**TESTO DI RIFERIMENTO:**
Nel 150° di Porta Pia e dell'annessione di Roma
l'Istituto per la storia del Risorgimento italiano (Isri) è in un cono d'ombra.
Tre anni orsono venne improvvisamente commissariato e affidato a un prefetto,
cultore di Giuseppe Garibaldi. Che cosa è stato fatto per risolverne i
problemi? Dal 23 luglio è cessata la prorogatio del commissario.
E ora? Arroccati sulla sommità dell'Altare della Patria il 24 novembre gli
impiegati dell'Isri lamentano che da cinque mesi sono senza stipendio.
L'Archivio dell'Isri, il più importante per lo studio della storia patria, è da
tempo impraticabile, con grave nocumento per gli studi storici. Il Museo
Centrale del Risorgimento, gioiello di inestimabile valore, è chiuso da un anno
e mezzo, a danno non solo dei “quattro gatti che si occupano di storia” ma
dell'immagine dello Stato. Non è un problema di repubblica o di monarchia, ma
di Italia.
Se
fosse vivo, Giosue Carducci si rivolgerebbe al Capo dello Stato, già docente
universitario, ministro della Pubblica Istruzione, solitamente attento alle sorti della Cultura, alla formazione dei cittadini,
alla memoria di una Patria che ha due millenni e mezzo di storia (e quale
storia!), fatta di ascese e di cadute, come insegna la sorte di Vittorio
Emanuele III tre anni orsono restituito all'Italia con la Regina Elena: un
Restauro memoriale necessario. I comitati dell'Isri scrivono al Presidente
della Repubblica. Avranno risposta?
Senza
Risorgimento, l'Italia non esisterebbe. Ci vollero quattro generazioni per
metterla insieme, dall'età franco-napoleonica alla Grande Guerra, dai patiboli
di Ferdinando IV di Borbone che nel 1799 annientarono le più alte menti del
Mezzogiorno alle società segrete (massoneria, carboneria, adelfi...) che
cospirarono malgrado feroci persecuzioni e condanne a morte mutate all'ultimo
momento in carcere durissimo. I patrioti rinchiusi allo Spielberg, Silvio
Pellico e Piero Maroncelli, Antonio Villa e Antonio Fortunato Oroboni, che vi
morirono letteralmente di fame, Federico Confalonieri che vi fu ripetutamente
seviziato, non sono nomi per un dizionario biografico ma persone in carne e
ossa che si sacrificarono per un'Italia migliore, civile, europea. Per capirlo,
si rileggano “Le mie prigioni” e “Dei doveri degli uomini” di Pellico. Dopo la
Restaurazione austro-papista gli italiani dovevano scrollarsi di dosso la cappa
della dominazione straniera diretta e indiretta. Si susseguirono moti, guerre
per l'indipendenza e ancora patiboli e fucilazioni: don Ugo Bassi, don Enrico
Napoleone Tazzoli, impiccato sugli spalti di Belfiore a Mantova, Amatore Sciesa
a Milano e via continuando. Nella Roma di Pio IX Monti e Tognetti, colpevoli di
attentato alle truppe papaline, furono ghigliottinati.

**DATI ARCHIVIATI:**
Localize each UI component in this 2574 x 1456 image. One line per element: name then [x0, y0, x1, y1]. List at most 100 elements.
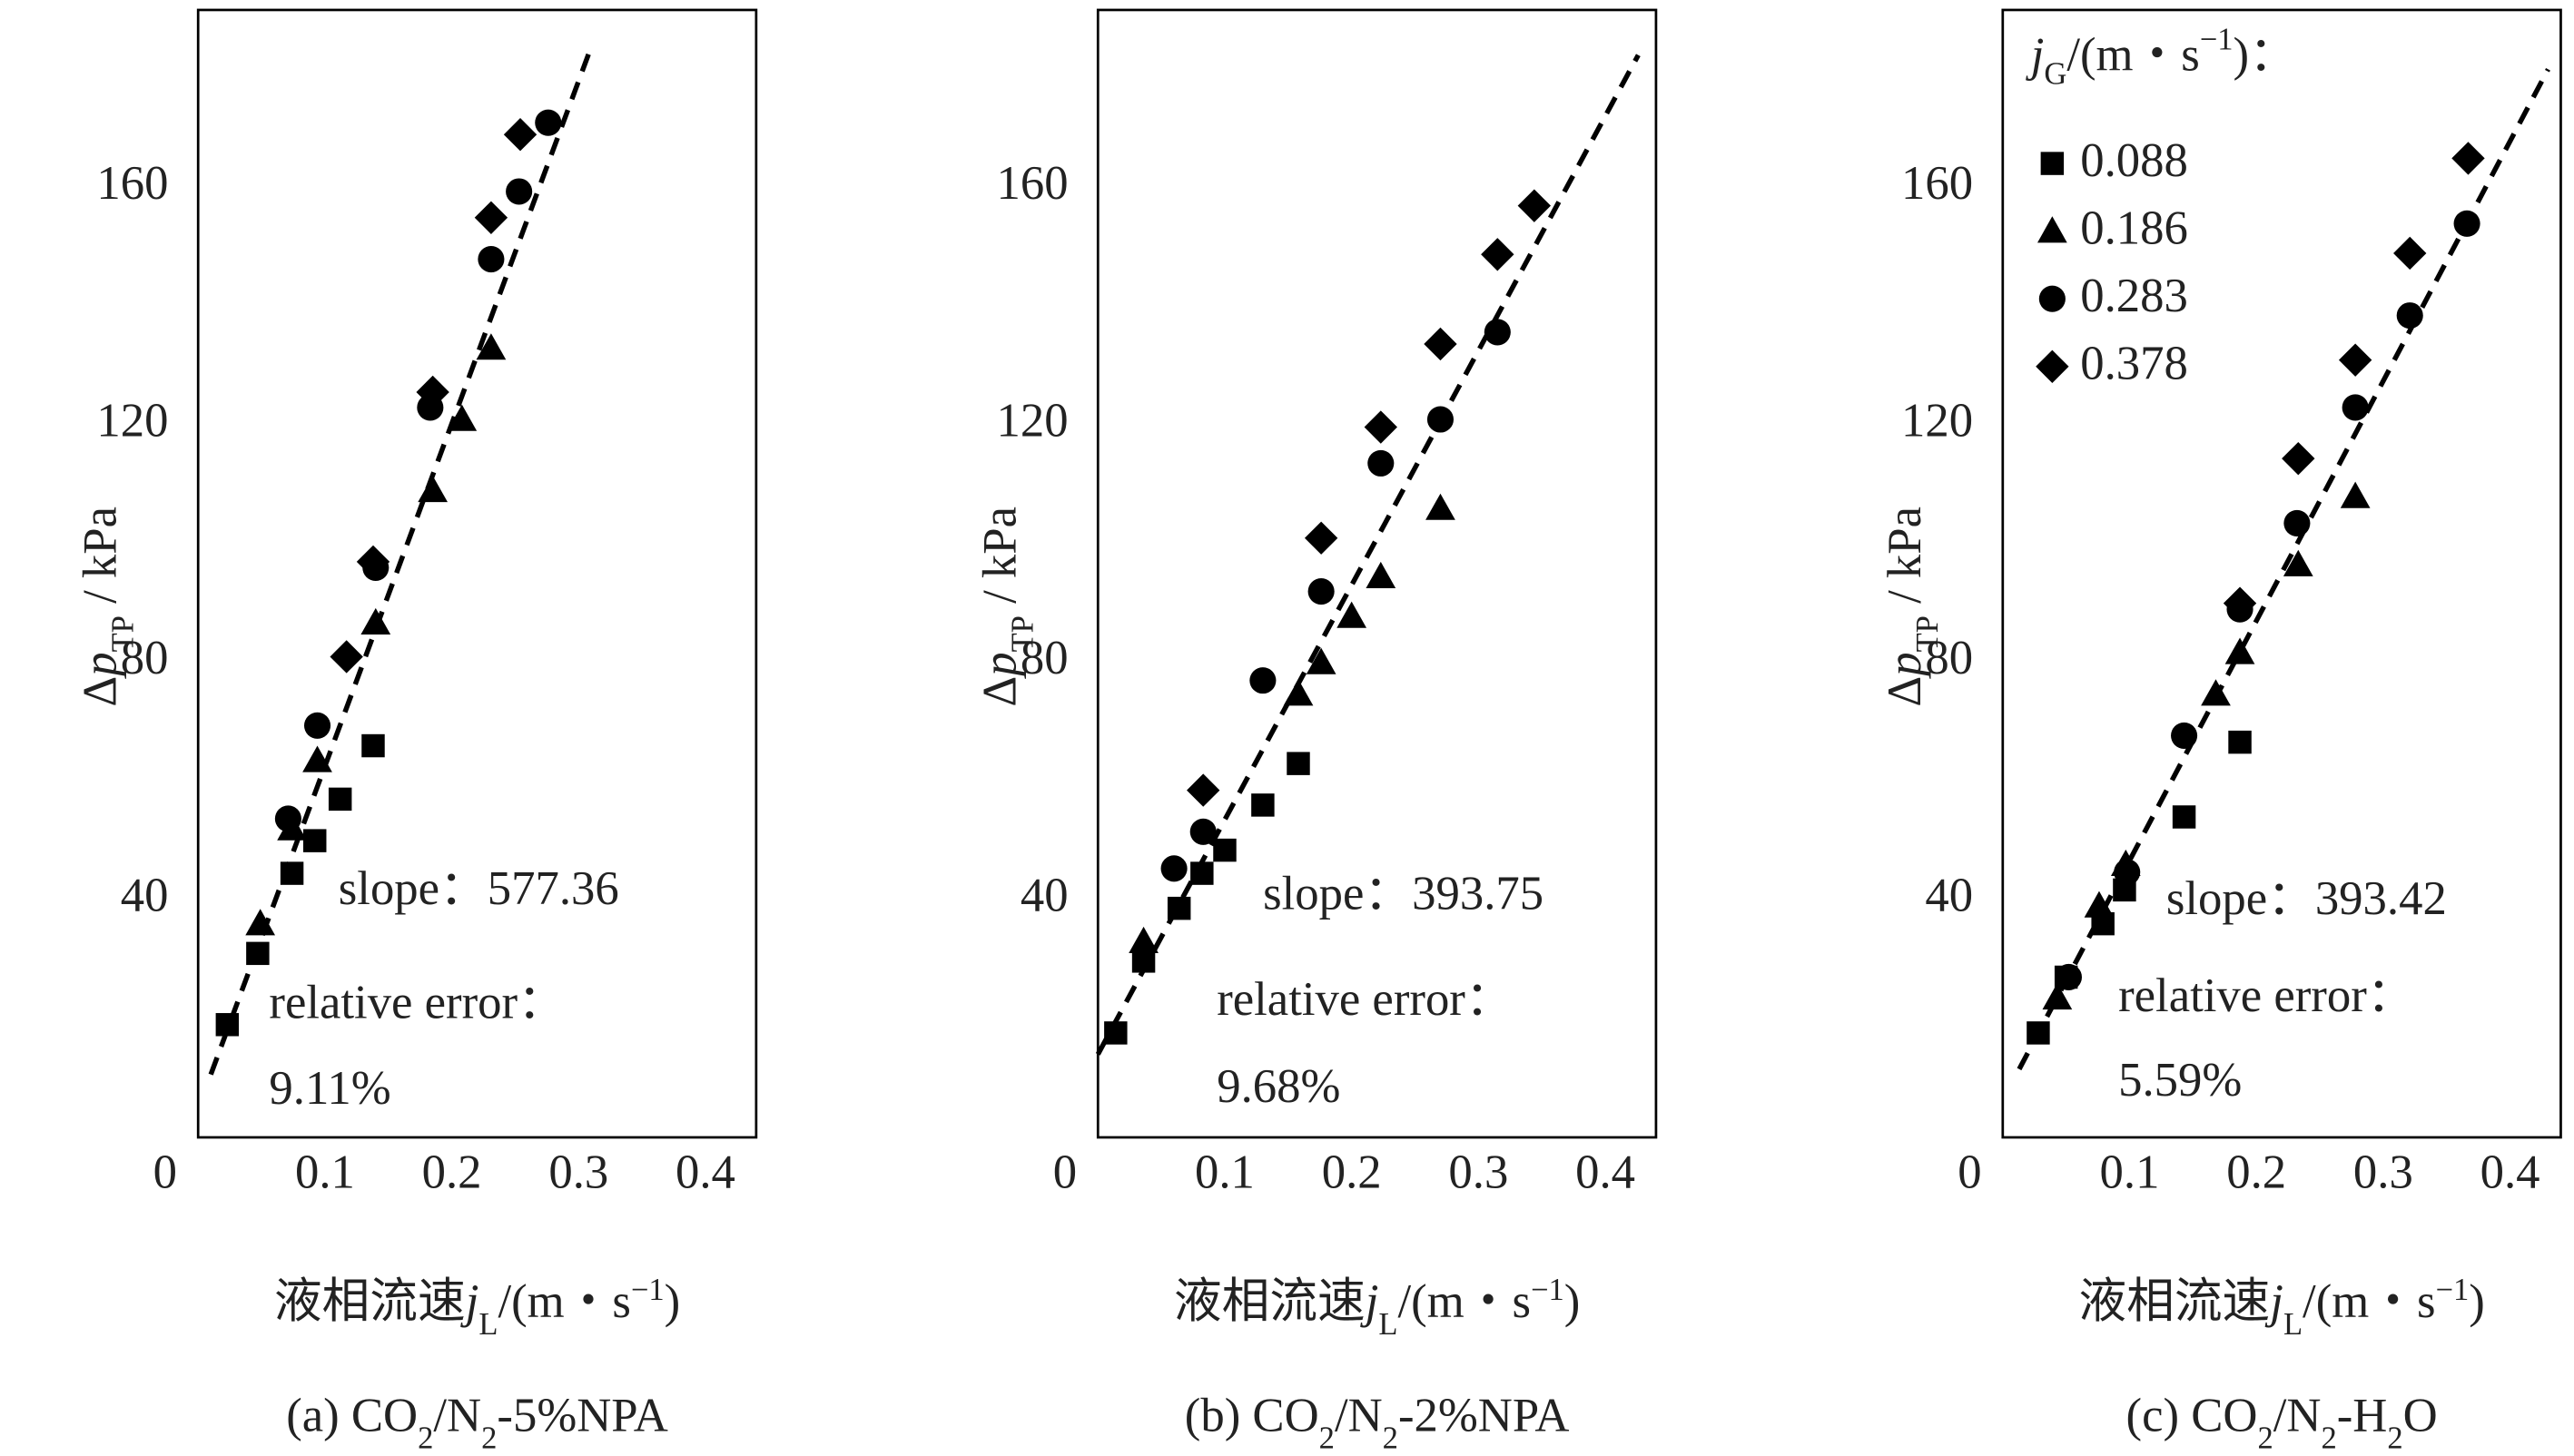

**ISTRUZIONI E REQUISITI:** Trascrivi fedelmente il passo del testo sull'Istituto per la storia del Risorgimento italiano che va da "Nel 150° di" a "sono senza stipendio.". Per rispondere basati soltanto sul testo, senza ricorrere alle righe.

**SOLUZIONE PROPOSTA:**
Nel 150° di Porta Pia e dell'annessione di Roma
l'Istituto per la storia del Risorgimento italiano (Isri) è in un cono d'ombra.
Tre anni orsono venne improvvisamente commissariato e affidato a un prefetto,
cultore di Giuseppe Garibaldi. Che cosa è stato fatto per risolverne i
problemi? Dal 23 luglio è cessata la prorogatio del commissario.
E ora? Arroccati sulla sommità dell'Altare della Patria il 24 novembre gli
impiegati dell'Isri lamentano che da cinque mesi sono senza stipendio.